Write out every line of the items that follow, character for character, with nothing added or left out.

◆ **Record list**

/---

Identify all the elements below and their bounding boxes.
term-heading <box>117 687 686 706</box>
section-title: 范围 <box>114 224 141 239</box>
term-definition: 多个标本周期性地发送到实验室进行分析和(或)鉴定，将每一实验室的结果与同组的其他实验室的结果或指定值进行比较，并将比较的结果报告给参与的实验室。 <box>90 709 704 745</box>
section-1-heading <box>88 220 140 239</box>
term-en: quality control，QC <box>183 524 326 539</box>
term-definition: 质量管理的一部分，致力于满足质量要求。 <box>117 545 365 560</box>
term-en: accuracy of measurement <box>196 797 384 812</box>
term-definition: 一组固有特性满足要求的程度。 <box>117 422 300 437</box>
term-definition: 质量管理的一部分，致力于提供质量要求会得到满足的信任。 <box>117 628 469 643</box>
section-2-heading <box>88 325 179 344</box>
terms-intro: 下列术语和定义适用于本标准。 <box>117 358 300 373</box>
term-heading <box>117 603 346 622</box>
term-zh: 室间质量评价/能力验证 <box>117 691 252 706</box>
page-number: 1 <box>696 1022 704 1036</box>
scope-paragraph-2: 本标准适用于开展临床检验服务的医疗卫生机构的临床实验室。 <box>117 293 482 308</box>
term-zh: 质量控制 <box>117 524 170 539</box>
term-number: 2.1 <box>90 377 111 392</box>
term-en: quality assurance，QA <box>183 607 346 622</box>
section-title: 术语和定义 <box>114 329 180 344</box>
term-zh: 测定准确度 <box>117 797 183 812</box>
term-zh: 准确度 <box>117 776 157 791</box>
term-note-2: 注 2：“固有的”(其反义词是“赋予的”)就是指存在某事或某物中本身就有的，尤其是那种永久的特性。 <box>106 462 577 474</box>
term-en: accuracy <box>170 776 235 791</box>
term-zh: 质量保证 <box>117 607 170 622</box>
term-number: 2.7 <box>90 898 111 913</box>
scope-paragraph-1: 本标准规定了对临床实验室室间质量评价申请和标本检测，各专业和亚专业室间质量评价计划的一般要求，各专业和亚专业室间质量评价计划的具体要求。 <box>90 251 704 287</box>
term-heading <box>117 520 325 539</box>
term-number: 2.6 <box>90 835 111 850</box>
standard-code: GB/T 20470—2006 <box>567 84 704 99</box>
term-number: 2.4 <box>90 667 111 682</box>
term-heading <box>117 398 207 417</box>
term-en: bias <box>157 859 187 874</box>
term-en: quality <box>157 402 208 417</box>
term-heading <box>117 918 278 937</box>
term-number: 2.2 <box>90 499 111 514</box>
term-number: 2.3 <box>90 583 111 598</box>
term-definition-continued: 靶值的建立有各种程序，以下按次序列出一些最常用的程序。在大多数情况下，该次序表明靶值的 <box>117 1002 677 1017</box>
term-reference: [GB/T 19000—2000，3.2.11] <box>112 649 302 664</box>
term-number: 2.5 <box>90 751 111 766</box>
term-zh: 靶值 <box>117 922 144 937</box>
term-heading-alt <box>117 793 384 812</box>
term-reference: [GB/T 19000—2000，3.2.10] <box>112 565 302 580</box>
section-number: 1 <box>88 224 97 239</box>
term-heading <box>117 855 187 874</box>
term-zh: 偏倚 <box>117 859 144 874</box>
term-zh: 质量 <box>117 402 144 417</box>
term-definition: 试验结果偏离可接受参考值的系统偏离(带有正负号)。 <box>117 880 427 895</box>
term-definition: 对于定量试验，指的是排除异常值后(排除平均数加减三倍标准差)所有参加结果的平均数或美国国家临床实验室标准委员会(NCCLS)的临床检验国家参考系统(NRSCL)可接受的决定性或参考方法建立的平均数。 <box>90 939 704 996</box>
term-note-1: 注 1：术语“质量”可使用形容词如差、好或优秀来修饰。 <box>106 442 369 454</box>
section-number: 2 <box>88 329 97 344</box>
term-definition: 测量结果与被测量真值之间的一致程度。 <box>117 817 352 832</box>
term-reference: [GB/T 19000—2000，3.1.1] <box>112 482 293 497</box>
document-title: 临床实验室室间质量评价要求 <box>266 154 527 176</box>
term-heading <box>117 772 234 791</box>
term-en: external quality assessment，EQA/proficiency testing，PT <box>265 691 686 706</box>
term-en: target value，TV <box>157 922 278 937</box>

\---

◆ **Right answer**
Identify all the elements below and their bounding boxes.
term-heading <box>117 687 686 706</box>
section-title: 范围 <box>114 224 141 239</box>
term-definition: 多个标本周期性地发送到实验室进行分析和(或)鉴定，将每一实验室的结果与同组的其他实验室的结果或指定值进行比较，并将比较的结果报告给参与的实验室。 <box>90 709 704 745</box>
section-1-heading <box>88 220 140 239</box>
term-en: quality control，QC <box>183 524 326 539</box>
term-definition: 质量管理的一部分，致力于满足质量要求。 <box>117 545 365 560</box>
term-en: accuracy of measurement <box>196 797 384 812</box>
term-definition: 一组固有特性满足要求的程度。 <box>117 422 300 437</box>
term-definition: 质量管理的一部分，致力于提供质量要求会得到满足的信任。 <box>117 628 469 643</box>
section-2-heading <box>88 325 179 344</box>
terms-intro: 下列术语和定义适用于本标准。 <box>117 358 300 373</box>
term-heading <box>117 603 346 622</box>
term-zh: 室间质量评价/能力验证 <box>117 691 252 706</box>
page-number: 1 <box>696 1022 704 1036</box>
scope-paragraph-2: 本标准适用于开展临床检验服务的医疗卫生机构的临床实验室。 <box>117 293 482 308</box>
term-zh: 质量控制 <box>117 524 170 539</box>
term-number: 2.1 <box>90 377 111 392</box>
term-en: quality assurance，QA <box>183 607 346 622</box>
section-title: 术语和定义 <box>114 329 180 344</box>
term-zh: 测定准确度 <box>117 797 183 812</box>
term-zh: 准确度 <box>117 776 157 791</box>
term-note-2: 注 2：“固有的”(其反义词是“赋予的”)就是指存在某事或某物中本身就有的，尤其是那种永久的特性。 <box>106 462 577 474</box>
term-en: accuracy <box>170 776 235 791</box>
term-zh: 质量保证 <box>117 607 170 622</box>
term-number: 2.7 <box>90 898 111 913</box>
scope-paragraph-1: 本标准规定了对临床实验室室间质量评价申请和标本检测，各专业和亚专业室间质量评价计划的一般要求，各专业和亚专业室间质量评价计划的具体要求。 <box>90 251 704 287</box>
term-heading <box>117 520 325 539</box>
term-number: 2.6 <box>90 835 111 850</box>
standard-code: GB/T 20470—2006 <box>567 84 704 99</box>
term-number: 2.4 <box>90 667 111 682</box>
term-heading <box>117 398 207 417</box>
term-en: bias <box>157 859 187 874</box>
term-en: quality <box>157 402 208 417</box>
term-heading <box>117 918 278 937</box>
term-number: 2.2 <box>90 499 111 514</box>
term-number: 2.3 <box>90 583 111 598</box>
term-definition-continued: 靶值的建立有各种程序，以下按次序列出一些最常用的程序。在大多数情况下，该次序表明靶值的 <box>117 1002 677 1017</box>
term-reference: [GB/T 19000—2000，3.2.11] <box>112 649 302 664</box>
term-number: 2.5 <box>90 751 111 766</box>
term-zh: 靶值 <box>117 922 144 937</box>
term-heading-alt <box>117 793 384 812</box>
term-reference: [GB/T 19000—2000，3.2.10] <box>112 565 302 580</box>
section-number: 1 <box>88 224 97 239</box>
term-heading <box>117 855 187 874</box>
term-zh: 偏倚 <box>117 859 144 874</box>
term-zh: 质量 <box>117 402 144 417</box>
term-definition: 试验结果偏离可接受参考值的系统偏离(带有正负号)。 <box>117 880 427 895</box>
term-definition: 对于定量试验，指的是排除异常值后(排除平均数加减三倍标准差)所有参加结果的平均数或美国国家临床实验室标准委员会(NCCLS)的临床检验国家参考系统(NRSCL)可接受的决定性或参考方法建立的平均数。 <box>90 939 704 996</box>
term-note-1: 注 1：术语“质量”可使用形容词如差、好或优秀来修饰。 <box>106 442 369 454</box>
section-number: 2 <box>88 329 97 344</box>
term-definition: 测量结果与被测量真值之间的一致程度。 <box>117 817 352 832</box>
term-reference: [GB/T 19000—2000，3.1.1] <box>112 482 293 497</box>
document-title: 临床实验室室间质量评价要求 <box>266 154 527 176</box>
term-heading <box>117 772 234 791</box>
term-en: external quality assessment，EQA/proficiency testing，PT <box>265 691 686 706</box>
term-en: target value，TV <box>157 922 278 937</box>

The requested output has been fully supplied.